* **Objective**
Send back the entries below exactly as they appear.

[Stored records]
- - - -
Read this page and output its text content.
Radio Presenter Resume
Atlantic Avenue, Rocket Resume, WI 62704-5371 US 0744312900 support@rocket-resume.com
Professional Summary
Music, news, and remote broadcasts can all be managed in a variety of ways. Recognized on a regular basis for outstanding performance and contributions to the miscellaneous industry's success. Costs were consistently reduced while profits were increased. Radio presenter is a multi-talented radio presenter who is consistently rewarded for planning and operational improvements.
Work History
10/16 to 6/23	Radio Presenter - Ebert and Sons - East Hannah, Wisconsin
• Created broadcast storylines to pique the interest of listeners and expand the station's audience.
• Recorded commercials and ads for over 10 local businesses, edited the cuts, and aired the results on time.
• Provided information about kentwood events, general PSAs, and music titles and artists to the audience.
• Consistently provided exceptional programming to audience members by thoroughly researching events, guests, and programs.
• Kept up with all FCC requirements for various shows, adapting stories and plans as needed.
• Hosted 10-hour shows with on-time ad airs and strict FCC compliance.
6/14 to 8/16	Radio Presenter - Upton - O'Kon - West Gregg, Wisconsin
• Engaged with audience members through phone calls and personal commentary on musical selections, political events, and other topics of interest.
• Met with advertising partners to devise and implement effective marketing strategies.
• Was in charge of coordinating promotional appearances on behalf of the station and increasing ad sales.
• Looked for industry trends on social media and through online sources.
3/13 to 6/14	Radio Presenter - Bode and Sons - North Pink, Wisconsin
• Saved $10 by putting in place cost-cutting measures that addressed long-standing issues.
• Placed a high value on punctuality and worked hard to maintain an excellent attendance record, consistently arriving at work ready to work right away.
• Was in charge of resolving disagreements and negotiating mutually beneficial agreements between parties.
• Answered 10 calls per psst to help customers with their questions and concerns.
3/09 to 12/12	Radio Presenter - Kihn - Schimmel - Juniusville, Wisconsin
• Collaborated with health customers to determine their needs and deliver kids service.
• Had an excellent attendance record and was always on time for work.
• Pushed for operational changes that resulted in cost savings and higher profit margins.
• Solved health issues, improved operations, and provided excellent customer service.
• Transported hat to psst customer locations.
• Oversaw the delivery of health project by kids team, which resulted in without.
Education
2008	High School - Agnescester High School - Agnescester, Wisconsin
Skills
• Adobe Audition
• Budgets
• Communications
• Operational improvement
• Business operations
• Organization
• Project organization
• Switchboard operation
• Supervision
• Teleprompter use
- - - -
* **Solution to this problem**
Read this page and output its text content.
Radio Presenter Resume
Atlantic Avenue, Rocket Resume, WI 62704-5371 US 0744312900 support@rocket-resume.com
Professional Summary
Music, news, and remote broadcasts can all be managed in a variety of ways. Recognized on a regular basis for outstanding performance and contributions to the miscellaneous industry's success. Costs were consistently reduced while profits were increased. Radio presenter is a multi-talented radio presenter who is consistently rewarded for planning and operational improvements.
Work History
10/16 to 6/23	Radio Presenter - Ebert and Sons - East Hannah, Wisconsin
• Created broadcast storylines to pique the interest of listeners and expand the station's audience.
• Recorded commercials and ads for over 10 local businesses, edited the cuts, and aired the results on time.
• Provided information about kentwood events, general PSAs, and music titles and artists to the audience.
• Consistently provided exceptional programming to audience members by thoroughly researching events, guests, and programs.
• Kept up with all FCC requirements for various shows, adapting stories and plans as needed.
• Hosted 10-hour shows with on-time ad airs and strict FCC compliance.
6/14 to 8/16	Radio Presenter - Upton - O'Kon - West Gregg, Wisconsin
• Engaged with audience members through phone calls and personal commentary on musical selections, political events, and other topics of interest.
• Met with advertising partners to devise and implement effective marketing strategies.
• Was in charge of coordinating promotional appearances on behalf of the station and increasing ad sales.
• Looked for industry trends on social media and through online sources.
3/13 to 6/14	Radio Presenter - Bode and Sons - North Pink, Wisconsin
• Saved $10 by putting in place cost-cutting measures that addressed long-standing issues.
• Placed a high value on punctuality and worked hard to maintain an excellent attendance record, consistently arriving at work ready to work right away.
• Was in charge of resolving disagreements and negotiating mutually beneficial agreements between parties.
• Answered 10 calls per psst to help customers with their questions and concerns.
3/09 to 12/12	Radio Presenter - Kihn - Schimmel - Juniusville, Wisconsin
• Collaborated with health customers to determine their needs and deliver kids service.
• Had an excellent attendance record and was always on time for work.
• Pushed for operational changes that resulted in cost savings and higher profit margins.
• Solved health issues, improved operations, and provided excellent customer service.
• Transported hat to psst customer locations.
• Oversaw the delivery of health project by kids team, which resulted in without.
Education
2008	High School - Agnescester High School - Agnescester, Wisconsin
Skills
• Adobe Audition
• Budgets
• Communications
• Operational improvement
• Business operations
• Organization
• Project organization
• Switchboard operation
• Supervision
• Teleprompter use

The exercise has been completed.